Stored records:
*-*-*

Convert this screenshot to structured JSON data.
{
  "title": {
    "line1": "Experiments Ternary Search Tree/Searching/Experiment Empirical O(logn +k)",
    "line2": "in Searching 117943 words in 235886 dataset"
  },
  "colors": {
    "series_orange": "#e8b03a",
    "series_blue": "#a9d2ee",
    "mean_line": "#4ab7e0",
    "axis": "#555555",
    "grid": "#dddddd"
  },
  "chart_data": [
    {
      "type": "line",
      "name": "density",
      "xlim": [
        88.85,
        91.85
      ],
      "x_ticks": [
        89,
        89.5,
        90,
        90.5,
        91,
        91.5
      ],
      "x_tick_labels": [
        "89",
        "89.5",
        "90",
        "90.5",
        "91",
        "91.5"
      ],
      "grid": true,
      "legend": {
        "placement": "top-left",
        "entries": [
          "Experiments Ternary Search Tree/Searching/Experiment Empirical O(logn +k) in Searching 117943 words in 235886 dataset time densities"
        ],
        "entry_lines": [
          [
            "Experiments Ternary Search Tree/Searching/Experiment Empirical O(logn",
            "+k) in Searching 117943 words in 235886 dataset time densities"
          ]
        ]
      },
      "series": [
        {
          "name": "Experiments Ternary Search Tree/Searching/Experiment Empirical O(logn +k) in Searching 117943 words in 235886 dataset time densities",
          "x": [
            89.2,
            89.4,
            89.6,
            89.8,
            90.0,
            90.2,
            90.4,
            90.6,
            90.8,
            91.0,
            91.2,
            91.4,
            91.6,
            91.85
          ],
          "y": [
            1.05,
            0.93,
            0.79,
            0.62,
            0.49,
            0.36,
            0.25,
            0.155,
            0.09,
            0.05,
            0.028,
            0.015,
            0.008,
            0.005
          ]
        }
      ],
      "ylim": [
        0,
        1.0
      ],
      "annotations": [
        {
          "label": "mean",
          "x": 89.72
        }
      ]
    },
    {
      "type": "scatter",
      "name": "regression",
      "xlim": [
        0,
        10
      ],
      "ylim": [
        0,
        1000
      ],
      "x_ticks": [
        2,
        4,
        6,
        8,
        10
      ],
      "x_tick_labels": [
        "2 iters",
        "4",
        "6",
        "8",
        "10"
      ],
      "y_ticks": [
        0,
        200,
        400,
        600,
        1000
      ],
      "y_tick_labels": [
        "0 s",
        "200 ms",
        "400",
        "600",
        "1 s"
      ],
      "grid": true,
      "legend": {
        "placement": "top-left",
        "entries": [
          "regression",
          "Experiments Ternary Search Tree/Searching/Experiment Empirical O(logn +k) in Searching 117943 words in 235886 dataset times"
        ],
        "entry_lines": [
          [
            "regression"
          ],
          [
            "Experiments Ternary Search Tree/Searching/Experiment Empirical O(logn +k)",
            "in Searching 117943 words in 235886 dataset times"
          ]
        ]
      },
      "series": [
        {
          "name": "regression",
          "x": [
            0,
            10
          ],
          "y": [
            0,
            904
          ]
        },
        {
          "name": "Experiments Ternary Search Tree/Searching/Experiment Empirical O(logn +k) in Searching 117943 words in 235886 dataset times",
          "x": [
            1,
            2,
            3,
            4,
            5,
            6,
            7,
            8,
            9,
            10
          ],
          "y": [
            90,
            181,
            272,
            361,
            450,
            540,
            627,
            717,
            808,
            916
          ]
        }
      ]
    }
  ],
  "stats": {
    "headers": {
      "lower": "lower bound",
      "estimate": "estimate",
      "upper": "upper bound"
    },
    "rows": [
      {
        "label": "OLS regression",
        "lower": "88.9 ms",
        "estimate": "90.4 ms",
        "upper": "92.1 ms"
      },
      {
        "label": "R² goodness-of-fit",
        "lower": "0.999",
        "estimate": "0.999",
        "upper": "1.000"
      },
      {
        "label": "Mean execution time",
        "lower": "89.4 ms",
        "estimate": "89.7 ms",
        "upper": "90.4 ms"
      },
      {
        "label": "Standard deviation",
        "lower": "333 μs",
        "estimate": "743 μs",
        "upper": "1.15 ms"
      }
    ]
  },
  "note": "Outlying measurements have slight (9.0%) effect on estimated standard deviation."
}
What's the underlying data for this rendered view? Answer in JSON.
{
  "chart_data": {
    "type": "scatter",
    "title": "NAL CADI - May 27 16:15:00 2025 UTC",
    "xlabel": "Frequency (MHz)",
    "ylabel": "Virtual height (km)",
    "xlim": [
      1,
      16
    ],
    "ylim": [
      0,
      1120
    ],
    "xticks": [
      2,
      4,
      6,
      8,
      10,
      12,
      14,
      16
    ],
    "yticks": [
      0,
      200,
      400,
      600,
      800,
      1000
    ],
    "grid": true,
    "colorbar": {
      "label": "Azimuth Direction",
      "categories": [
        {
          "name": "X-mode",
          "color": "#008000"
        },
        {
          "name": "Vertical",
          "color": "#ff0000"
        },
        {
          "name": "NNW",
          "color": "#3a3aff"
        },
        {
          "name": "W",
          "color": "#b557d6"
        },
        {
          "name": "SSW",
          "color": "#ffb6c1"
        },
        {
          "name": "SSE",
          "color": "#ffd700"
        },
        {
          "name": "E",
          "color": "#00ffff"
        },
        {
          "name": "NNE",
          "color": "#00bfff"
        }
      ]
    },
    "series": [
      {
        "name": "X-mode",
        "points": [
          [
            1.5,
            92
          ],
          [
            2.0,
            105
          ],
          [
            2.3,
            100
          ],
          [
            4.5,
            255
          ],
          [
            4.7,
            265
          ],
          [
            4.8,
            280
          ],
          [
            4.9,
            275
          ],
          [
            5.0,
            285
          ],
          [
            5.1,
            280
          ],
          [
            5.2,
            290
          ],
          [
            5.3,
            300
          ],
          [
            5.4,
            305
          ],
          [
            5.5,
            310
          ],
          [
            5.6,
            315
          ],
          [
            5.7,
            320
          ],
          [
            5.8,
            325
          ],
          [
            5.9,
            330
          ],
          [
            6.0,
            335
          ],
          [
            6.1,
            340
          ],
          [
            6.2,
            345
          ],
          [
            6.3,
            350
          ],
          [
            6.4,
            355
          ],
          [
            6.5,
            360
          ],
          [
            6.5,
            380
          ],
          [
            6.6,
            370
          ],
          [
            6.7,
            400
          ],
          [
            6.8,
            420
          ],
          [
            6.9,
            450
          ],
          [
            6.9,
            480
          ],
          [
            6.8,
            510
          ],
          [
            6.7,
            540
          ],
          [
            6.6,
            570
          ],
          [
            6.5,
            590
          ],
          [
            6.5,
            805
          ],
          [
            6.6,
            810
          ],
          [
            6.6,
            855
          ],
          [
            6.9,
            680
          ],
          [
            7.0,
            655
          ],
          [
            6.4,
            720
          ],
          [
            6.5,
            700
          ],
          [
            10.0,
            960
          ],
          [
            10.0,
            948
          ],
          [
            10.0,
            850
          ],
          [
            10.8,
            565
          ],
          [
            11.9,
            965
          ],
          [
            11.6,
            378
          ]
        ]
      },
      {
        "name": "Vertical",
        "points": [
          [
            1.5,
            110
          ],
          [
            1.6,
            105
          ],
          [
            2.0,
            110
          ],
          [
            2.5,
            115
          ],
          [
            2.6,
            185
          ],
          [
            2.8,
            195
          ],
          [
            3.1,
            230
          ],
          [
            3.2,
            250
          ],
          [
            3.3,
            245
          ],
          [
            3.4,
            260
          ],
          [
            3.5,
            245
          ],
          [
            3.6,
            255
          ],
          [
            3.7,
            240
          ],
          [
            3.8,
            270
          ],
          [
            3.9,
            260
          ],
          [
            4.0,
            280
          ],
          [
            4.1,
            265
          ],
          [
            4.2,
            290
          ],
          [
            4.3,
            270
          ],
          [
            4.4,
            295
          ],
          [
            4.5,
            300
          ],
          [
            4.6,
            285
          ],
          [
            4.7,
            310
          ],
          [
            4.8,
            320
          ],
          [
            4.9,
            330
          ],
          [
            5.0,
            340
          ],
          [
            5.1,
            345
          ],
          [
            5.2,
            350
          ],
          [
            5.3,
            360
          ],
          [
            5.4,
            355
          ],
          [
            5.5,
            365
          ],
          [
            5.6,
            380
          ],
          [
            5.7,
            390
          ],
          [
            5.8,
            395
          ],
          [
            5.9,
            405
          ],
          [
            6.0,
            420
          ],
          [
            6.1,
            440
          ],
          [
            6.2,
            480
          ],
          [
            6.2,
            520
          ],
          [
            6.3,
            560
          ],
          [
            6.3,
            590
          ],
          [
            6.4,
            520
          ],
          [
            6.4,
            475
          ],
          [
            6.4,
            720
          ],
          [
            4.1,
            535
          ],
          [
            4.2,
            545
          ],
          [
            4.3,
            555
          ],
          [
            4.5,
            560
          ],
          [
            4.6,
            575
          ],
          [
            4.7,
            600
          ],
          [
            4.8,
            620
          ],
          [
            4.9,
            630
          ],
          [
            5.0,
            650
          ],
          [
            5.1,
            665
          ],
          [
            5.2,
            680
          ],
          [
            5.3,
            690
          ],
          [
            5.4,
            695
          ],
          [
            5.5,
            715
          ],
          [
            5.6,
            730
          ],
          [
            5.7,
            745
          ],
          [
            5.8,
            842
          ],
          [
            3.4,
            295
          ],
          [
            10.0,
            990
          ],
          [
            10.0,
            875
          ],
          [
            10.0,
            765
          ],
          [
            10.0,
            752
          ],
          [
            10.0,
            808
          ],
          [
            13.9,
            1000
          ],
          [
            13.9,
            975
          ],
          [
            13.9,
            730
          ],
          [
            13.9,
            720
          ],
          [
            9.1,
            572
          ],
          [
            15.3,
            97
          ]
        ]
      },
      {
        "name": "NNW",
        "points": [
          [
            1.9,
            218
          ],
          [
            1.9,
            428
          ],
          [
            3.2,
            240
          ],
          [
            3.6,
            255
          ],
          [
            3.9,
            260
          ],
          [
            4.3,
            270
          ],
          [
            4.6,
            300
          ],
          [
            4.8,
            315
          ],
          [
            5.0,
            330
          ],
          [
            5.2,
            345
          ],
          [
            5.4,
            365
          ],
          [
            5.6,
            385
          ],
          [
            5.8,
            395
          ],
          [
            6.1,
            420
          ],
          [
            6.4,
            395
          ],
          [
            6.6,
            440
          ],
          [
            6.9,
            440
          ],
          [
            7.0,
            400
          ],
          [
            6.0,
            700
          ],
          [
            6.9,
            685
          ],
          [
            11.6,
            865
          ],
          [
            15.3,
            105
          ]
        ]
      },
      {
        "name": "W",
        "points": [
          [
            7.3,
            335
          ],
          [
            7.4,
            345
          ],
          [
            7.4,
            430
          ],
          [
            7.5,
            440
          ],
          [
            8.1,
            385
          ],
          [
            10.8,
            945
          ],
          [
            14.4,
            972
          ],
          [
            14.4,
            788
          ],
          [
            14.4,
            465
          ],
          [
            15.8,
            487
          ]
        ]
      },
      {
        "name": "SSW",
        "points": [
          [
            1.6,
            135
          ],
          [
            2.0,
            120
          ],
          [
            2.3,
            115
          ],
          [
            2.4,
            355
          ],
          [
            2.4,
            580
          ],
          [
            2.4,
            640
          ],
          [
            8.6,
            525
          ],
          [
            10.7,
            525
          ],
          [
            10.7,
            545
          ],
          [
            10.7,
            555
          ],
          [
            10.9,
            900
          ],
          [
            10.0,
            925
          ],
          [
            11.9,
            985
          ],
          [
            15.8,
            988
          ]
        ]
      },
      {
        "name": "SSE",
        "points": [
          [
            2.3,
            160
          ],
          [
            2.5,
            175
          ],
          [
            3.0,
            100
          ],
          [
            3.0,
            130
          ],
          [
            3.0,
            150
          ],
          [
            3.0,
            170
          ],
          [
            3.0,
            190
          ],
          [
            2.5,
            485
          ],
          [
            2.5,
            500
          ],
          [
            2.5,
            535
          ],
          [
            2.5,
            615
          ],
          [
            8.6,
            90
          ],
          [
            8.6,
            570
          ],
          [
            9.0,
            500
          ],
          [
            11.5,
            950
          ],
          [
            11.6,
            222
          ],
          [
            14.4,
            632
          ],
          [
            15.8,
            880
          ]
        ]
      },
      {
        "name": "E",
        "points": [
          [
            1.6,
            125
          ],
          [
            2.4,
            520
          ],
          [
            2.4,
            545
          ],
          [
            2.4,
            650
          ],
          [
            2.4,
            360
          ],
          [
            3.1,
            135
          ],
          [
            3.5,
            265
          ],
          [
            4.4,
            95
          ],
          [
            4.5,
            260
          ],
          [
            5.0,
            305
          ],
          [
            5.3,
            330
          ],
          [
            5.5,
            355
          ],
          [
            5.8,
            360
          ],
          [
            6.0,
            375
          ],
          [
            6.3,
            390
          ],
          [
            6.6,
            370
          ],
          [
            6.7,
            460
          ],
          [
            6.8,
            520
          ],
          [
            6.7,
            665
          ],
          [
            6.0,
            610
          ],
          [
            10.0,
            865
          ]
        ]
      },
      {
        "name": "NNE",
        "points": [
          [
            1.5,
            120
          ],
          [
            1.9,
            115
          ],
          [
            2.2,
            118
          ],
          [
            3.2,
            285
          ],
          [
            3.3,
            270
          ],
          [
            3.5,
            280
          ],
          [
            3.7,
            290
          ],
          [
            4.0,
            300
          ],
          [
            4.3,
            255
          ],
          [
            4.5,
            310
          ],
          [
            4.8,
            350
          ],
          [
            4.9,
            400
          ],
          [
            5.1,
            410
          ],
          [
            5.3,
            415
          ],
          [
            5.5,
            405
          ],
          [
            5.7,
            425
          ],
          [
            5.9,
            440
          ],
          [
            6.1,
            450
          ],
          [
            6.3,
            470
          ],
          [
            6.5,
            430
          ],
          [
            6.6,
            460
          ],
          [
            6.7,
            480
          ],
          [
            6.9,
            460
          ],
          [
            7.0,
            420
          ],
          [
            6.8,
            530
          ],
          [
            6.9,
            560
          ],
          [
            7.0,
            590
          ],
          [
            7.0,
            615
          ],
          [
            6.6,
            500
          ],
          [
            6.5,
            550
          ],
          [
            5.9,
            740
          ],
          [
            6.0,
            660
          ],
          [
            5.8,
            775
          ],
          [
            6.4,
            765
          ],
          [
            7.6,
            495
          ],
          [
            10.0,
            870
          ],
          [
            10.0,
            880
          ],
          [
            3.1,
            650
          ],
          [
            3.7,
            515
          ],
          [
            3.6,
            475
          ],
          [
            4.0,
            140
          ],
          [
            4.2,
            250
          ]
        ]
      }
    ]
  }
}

*-*-*

Wherever "Empirical" shows up in a line, copy that line.

Task result:
    "line1": "Experiments Ternary Search Tree/Searching/Experiment Empirical O(logn +k)",
          "Experiments Ternary Search Tree/Searching/Experiment Empirical O(logn +k) in Searching 117943 words in 235886 dataset time densities"
            "Experiments Ternary Search Tree/Searching/Experiment Empirical O(logn",
          "name": "Experiments Ternary Search Tree/Searching/Experiment Empirical O(logn +k) in Searching 117943 words in 235886 dataset time densities",
          "Experiments Ternary Search Tree/Searching/Experiment Empirical O(logn +k) in Searching 117943 words in 235886 dataset times"
            "Experiments Ternary Search Tree/Searching/Experiment Empirical O(logn +k)",
          "name": "Experiments Ternary Search Tree/Searching/Experiment Empirical O(logn +k) in Searching 117943 words in 235886 dataset times",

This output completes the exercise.